Without including any images, reproduce each entry exactly.
◆ ◆ ◆
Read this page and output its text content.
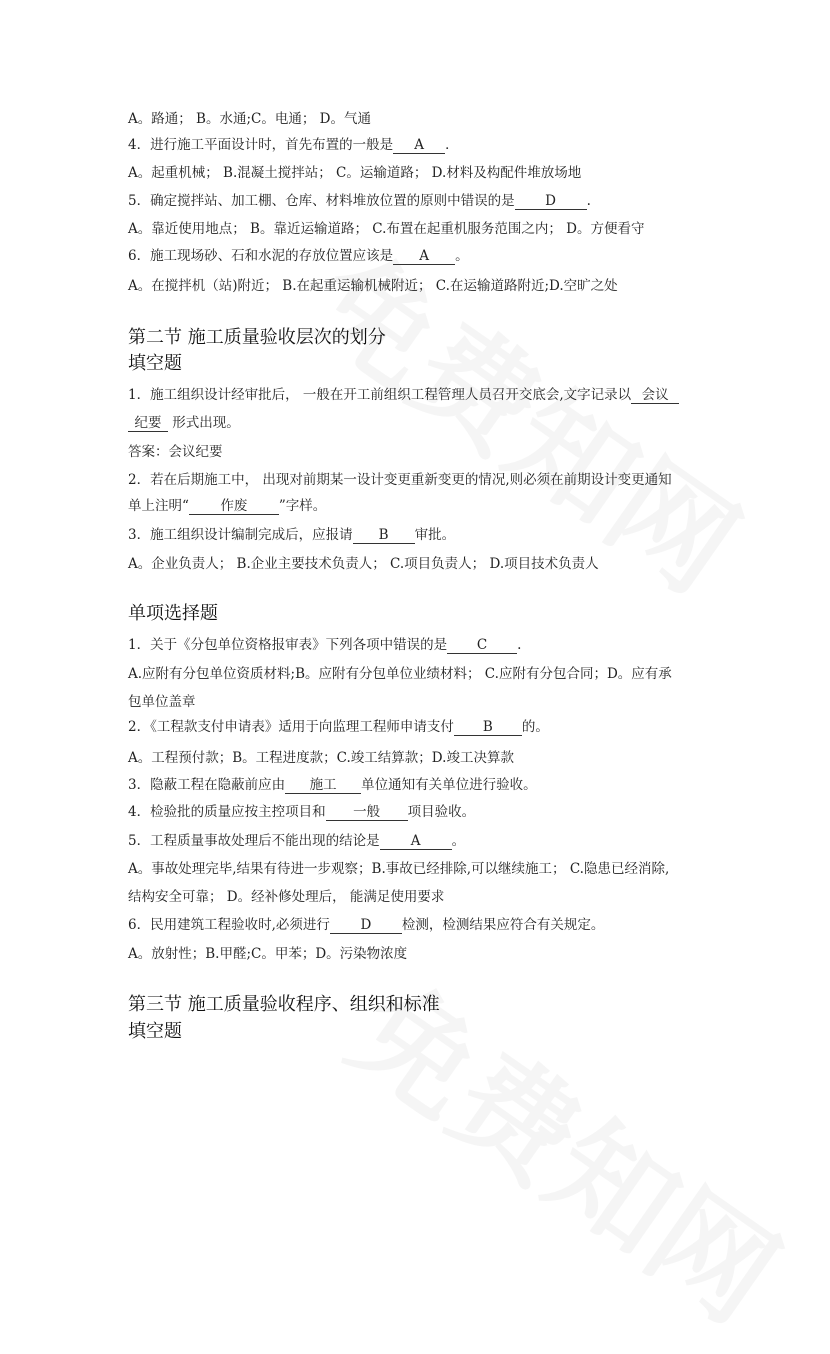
A。路通； B。水通;C。电通； D。气通
4．进行施工平面设计时，首先布置的一般是 A ．
A。起重机械； B.混凝土搅拌站； C。运输道路； D.材料及构配件堆放场地
5．确定搅拌站、加工棚、仓库、材料堆放位置的原则中错误的是 D .
A。靠近使用地点； B。靠近运输道路； C.布置在起重机服务范围之内； D。方便看守
6．施工现场砂、石和水泥的存放位置应该是 A 。
A。在搅拌机（站)附近； B.在起重运输机械附近； C.在运输道路附近;D.空旷之处
第二节 施工质量验收层次的划分
填空题
1．施工组织设计经审批后， 一般在开工前组织工程管理人员召开交底会,文字记录以 会议
纪要 形式出现。
答案：会议纪要
2．若在后期施工中， 出现对前期某一设计变更重新变更的情况,则必须在前期设计变更通知
单上注明“ 作废 ”字样。
3．施工组织设计编制完成后，应报请 B 审批。
A。企业负责人； B.企业主要技术负责人； C.项目负责人； D.项目技术负责人
单项选择题
1．关于《分包单位资格报审表》下列各项中错误的是 C .
A.应附有分包单位资质材料;B。应附有分包单位业绩材料； C.应附有分包合同；D。应有承
包单位盖章
2．《工程款支付申请表》适用于向监理工程师申请支付 B 的。
A。工程预付款；B。工程进度款；C.竣工结算款；D.竣工决算款
3．隐蔽工程在隐蔽前应由 施工 单位通知有关单位进行验收。
4．检验批的质量应按主控项目和 一般 项目验收。
5．工程质量事故处理后不能出现的结论是 A 。
A。事故处理完毕,结果有待进一步观察；B.事故已经排除,可以继续施工； C.隐患已经消除,
结构安全可靠； D。经补修处理后， 能满足使用要求
6．民用建筑工程验收时,必须进行 D 检测，检测结果应符合有关规定。
A。放射性；B.甲醛;C。甲苯；D。污染物浓度
第三节 施工质量验收程序、组织和标准
填空题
◆ ◆ ◆
▶ _RESULT OF THE EXERCISE_
Read this page and output its text content.
A。路通； B。水通;C。电通； D。气通
4．进行施工平面设计时，首先布置的一般是 A ．
A。起重机械； B.混凝土搅拌站； C。运输道路； D.材料及构配件堆放场地
5．确定搅拌站、加工棚、仓库、材料堆放位置的原则中错误的是 D .
A。靠近使用地点； B。靠近运输道路； C.布置在起重机服务范围之内； D。方便看守
6．施工现场砂、石和水泥的存放位置应该是 A 。
A。在搅拌机（站)附近； B.在起重运输机械附近； C.在运输道路附近;D.空旷之处
第二节 施工质量验收层次的划分
填空题
1．施工组织设计经审批后， 一般在开工前组织工程管理人员召开交底会,文字记录以 会议
纪要 形式出现。
答案：会议纪要
2．若在后期施工中， 出现对前期某一设计变更重新变更的情况,则必须在前期设计变更通知
单上注明“ 作废 ”字样。
3．施工组织设计编制完成后，应报请 B 审批。
A。企业负责人； B.企业主要技术负责人； C.项目负责人； D.项目技术负责人
单项选择题
1．关于《分包单位资格报审表》下列各项中错误的是 C .
A.应附有分包单位资质材料;B。应附有分包单位业绩材料； C.应附有分包合同；D。应有承
包单位盖章
2．《工程款支付申请表》适用于向监理工程师申请支付 B 的。
A。工程预付款；B。工程进度款；C.竣工结算款；D.竣工决算款
3．隐蔽工程在隐蔽前应由 施工 单位通知有关单位进行验收。
4．检验批的质量应按主控项目和 一般 项目验收。
5．工程质量事故处理后不能出现的结论是 A 。
A。事故处理完毕,结果有待进一步观察；B.事故已经排除,可以继续施工； C.隐患已经消除,
结构安全可靠； D。经补修处理后， 能满足使用要求
6．民用建筑工程验收时,必须进行 D 检测，检测结果应符合有关规定。
A。放射性；B.甲醛;C。甲苯；D。污染物浓度
第三节 施工质量验收程序、组织和标准
填空题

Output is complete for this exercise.